Challenge: Print the listing that follows, character for character.

::::

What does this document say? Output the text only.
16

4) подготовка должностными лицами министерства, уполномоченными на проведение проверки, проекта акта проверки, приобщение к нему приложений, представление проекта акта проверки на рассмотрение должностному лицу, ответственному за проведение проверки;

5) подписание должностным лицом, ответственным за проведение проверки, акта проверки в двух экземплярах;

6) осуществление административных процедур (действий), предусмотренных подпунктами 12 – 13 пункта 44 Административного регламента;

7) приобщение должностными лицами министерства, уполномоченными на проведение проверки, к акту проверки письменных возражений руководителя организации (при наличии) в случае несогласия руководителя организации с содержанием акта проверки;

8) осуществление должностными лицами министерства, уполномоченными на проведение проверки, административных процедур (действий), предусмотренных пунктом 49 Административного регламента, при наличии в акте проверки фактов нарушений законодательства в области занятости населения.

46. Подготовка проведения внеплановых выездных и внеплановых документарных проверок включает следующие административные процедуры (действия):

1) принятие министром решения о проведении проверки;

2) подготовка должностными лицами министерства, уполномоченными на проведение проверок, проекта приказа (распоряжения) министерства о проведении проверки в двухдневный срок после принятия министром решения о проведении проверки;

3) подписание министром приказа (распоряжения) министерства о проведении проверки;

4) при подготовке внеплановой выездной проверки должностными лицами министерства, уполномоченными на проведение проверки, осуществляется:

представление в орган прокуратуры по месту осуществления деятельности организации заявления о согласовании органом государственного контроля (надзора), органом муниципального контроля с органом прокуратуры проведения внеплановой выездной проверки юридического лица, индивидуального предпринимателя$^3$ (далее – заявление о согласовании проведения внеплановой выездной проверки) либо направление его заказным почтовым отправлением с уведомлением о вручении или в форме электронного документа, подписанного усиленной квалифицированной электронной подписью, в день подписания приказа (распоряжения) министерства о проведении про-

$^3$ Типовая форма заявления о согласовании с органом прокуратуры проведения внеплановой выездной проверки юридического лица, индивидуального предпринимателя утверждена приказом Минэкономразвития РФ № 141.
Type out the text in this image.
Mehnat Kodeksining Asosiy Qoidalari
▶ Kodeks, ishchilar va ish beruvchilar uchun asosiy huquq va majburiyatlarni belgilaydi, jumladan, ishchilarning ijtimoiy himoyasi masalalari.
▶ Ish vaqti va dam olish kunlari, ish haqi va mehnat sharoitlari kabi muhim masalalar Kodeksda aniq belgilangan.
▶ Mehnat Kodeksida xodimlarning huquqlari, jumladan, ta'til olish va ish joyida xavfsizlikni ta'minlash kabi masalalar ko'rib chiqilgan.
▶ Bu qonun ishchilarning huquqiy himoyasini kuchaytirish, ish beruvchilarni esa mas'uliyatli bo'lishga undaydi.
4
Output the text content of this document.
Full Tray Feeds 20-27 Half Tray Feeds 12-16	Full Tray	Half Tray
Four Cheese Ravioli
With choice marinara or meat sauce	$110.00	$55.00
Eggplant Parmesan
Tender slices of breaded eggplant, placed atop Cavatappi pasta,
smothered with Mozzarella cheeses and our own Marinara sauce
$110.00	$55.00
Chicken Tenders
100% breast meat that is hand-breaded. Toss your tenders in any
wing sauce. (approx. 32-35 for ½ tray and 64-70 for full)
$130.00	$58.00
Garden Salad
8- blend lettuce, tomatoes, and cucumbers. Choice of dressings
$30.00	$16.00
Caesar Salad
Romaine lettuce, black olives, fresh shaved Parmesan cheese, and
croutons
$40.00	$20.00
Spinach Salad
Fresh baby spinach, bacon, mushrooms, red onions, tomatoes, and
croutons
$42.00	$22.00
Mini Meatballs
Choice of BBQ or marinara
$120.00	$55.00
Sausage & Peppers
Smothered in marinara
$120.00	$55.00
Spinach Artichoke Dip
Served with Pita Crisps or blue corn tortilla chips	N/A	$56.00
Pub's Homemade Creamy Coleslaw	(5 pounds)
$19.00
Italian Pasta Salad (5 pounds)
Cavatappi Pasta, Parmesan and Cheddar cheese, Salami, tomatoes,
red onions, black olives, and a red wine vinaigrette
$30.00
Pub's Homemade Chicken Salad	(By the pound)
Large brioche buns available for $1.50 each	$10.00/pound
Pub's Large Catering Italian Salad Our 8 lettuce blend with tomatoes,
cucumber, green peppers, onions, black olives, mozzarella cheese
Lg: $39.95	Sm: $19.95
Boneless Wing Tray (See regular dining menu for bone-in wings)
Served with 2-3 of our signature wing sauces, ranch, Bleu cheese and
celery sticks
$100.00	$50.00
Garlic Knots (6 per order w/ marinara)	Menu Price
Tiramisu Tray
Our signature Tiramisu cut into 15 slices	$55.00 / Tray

::::

Exercise result:
What does this document say? Output the text only.
16

4) подготовка должностными лицами министерства, уполномоченными на проведение проверки, проекта акта проверки, приобщение к нему приложений, представление проекта акта проверки на рассмотрение должностному лицу, ответственному за проведение проверки;

5) подписание должностным лицом, ответственным за проведение проверки, акта проверки в двух экземплярах;

6) осуществление административных процедур (действий), предусмотренных подпунктами 12 – 13 пункта 44 Административного регламента;

7) приобщение должностными лицами министерства, уполномоченными на проведение проверки, к акту проверки письменных возражений руководителя организации (при наличии) в случае несогласия руководителя организации с содержанием акта проверки;

8) осуществление должностными лицами министерства, уполномоченными на проведение проверки, административных процедур (действий), предусмотренных пунктом 49 Административного регламента, при наличии в акте проверки фактов нарушений законодательства в области занятости населения.

46. Подготовка проведения внеплановых выездных и внеплановых документарных проверок включает следующие административные процедуры (действия):

1) принятие министром решения о проведении проверки;

2) подготовка должностными лицами министерства, уполномоченными на проведение проверок, проекта приказа (распоряжения) министерства о проведении проверки в двухдневный срок после принятия министром решения о проведении проверки;

3) подписание министром приказа (распоряжения) министерства о проведении проверки;

4) при подготовке внеплановой выездной проверки должностными лицами министерства, уполномоченными на проведение проверки, осуществляется:

представление в орган прокуратуры по месту осуществления деятельности организации заявления о согласовании органом государственного контроля (надзора), органом муниципального контроля с органом прокуратуры проведения внеплановой выездной проверки юридического лица, индивидуального предпринимателя$^3$ (далее – заявление о согласовании проведения внеплановой выездной проверки) либо направление его заказным почтовым отправлением с уведомлением о вручении или в форме электронного документа, подписанного усиленной квалифицированной электронной подписью, в день подписания приказа (распоряжения) министерства о проведении про-

$^3$ Типовая форма заявления о согласовании с органом прокуратуры проведения внеплановой выездной проверки юридического лица, индивидуального предпринимателя утверждена приказом Минэкономразвития РФ № 141.
Type out the text in this image.
Mehnat Kodeksining Asosiy Qoidalari
▶ Kodeks, ishchilar va ish beruvchilar uchun asosiy huquq va majburiyatlarni belgilaydi, jumladan, ishchilarning ijtimoiy himoyasi masalalari.
▶ Ish vaqti va dam olish kunlari, ish haqi va mehnat sharoitlari kabi muhim masalalar Kodeksda aniq belgilangan.
▶ Mehnat Kodeksida xodimlarning huquqlari, jumladan, ta'til olish va ish joyida xavfsizlikni ta'minlash kabi masalalar ko'rib chiqilgan.
▶ Bu qonun ishchilarning huquqiy himoyasini kuchaytirish, ish beruvchilarni esa mas'uliyatli bo'lishga undaydi.
4
Output the text content of this document.
Full Tray Feeds 20-27 Half Tray Feeds 12-16	Full Tray	Half Tray
Four Cheese Ravioli
With choice marinara or meat sauce	$110.00	$55.00
Eggplant Parmesan
Tender slices of breaded eggplant, placed atop Cavatappi pasta,
smothered with Mozzarella cheeses and our own Marinara sauce
$110.00	$55.00
Chicken Tenders
100% breast meat that is hand-breaded. Toss your tenders in any
wing sauce. (approx. 32-35 for ½ tray and 64-70 for full)
$130.00	$58.00
Garden Salad
8- blend lettuce, tomatoes, and cucumbers. Choice of dressings
$30.00	$16.00
Caesar Salad
Romaine lettuce, black olives, fresh shaved Parmesan cheese, and
croutons
$40.00	$20.00
Spinach Salad
Fresh baby spinach, bacon, mushrooms, red onions, tomatoes, and
croutons
$42.00	$22.00
Mini Meatballs
Choice of BBQ or marinara
$120.00	$55.00
Sausage & Peppers
Smothered in marinara
$120.00	$55.00
Spinach Artichoke Dip
Served with Pita Crisps or blue corn tortilla chips	N/A	$56.00
Pub's Homemade Creamy Coleslaw	(5 pounds)
$19.00
Italian Pasta Salad (5 pounds)
Cavatappi Pasta, Parmesan and Cheddar cheese, Salami, tomatoes,
red onions, black olives, and a red wine vinaigrette
$30.00
Pub's Homemade Chicken Salad	(By the pound)
Large brioche buns available for $1.50 each	$10.00/pound
Pub's Large Catering Italian Salad Our 8 lettuce blend with tomatoes,
cucumber, green peppers, onions, black olives, mozzarella cheese
Lg: $39.95	Sm: $19.95
Boneless Wing Tray (See regular dining menu for bone-in wings)
Served with 2-3 of our signature wing sauces, ranch, Bleu cheese and
celery sticks
$100.00	$50.00
Garlic Knots (6 per order w/ marinara)	Menu Price
Tiramisu Tray
Our signature Tiramisu cut into 15 slices	$55.00 / Tray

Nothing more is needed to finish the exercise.